— EXERCISE BRIEF —
In the listing below, count each line containing "мероприятий" and answer with the count only.

[Saved entries]
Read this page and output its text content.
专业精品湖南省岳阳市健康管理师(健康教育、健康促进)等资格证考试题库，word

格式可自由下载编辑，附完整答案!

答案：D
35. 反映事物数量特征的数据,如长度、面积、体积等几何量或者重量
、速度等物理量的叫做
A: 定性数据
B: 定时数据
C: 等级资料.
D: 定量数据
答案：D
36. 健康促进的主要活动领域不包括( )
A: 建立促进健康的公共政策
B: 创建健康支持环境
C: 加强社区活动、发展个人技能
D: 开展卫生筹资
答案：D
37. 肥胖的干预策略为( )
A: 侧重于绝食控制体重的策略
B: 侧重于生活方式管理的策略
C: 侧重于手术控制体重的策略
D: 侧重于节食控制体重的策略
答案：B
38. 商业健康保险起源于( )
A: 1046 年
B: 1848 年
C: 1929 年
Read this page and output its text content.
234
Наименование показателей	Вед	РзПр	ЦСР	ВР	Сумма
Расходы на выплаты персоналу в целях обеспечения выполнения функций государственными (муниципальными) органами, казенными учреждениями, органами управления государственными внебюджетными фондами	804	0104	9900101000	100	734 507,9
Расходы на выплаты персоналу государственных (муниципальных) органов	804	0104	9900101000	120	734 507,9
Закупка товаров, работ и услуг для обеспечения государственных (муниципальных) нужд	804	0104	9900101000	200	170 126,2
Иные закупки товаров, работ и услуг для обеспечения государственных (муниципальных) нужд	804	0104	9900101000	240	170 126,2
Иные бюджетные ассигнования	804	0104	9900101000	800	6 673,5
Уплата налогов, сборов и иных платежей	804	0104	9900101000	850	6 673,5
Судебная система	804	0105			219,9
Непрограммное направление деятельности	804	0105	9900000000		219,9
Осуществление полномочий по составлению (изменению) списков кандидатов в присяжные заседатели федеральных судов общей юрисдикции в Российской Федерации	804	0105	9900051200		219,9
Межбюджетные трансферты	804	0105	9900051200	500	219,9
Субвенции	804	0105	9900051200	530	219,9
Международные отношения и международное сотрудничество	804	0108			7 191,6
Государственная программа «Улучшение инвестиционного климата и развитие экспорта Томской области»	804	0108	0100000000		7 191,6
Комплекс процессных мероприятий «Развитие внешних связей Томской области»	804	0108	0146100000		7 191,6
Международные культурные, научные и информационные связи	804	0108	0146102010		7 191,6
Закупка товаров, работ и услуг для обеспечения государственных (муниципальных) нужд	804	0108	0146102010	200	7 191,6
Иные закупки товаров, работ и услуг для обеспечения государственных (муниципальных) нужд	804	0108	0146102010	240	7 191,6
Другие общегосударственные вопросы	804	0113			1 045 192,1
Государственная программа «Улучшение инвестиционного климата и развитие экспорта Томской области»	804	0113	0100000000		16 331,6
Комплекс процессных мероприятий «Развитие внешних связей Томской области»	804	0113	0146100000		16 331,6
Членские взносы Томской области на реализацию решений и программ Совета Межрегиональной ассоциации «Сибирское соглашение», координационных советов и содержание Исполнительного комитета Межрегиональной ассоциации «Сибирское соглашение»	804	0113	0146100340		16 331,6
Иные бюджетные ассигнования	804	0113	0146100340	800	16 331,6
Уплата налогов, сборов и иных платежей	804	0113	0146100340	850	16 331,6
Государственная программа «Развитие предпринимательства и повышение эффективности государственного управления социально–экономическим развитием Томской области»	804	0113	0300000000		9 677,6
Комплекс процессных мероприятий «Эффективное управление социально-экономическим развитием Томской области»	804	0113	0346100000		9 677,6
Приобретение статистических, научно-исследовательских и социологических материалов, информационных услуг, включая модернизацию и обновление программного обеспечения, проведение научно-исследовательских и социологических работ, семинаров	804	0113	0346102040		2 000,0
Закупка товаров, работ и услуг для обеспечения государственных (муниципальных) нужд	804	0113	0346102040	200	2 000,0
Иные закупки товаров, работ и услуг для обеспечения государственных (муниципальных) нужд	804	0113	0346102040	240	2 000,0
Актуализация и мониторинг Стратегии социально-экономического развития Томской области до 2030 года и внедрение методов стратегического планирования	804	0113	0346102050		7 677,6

— ANSWER TO THE EXERCISE —
3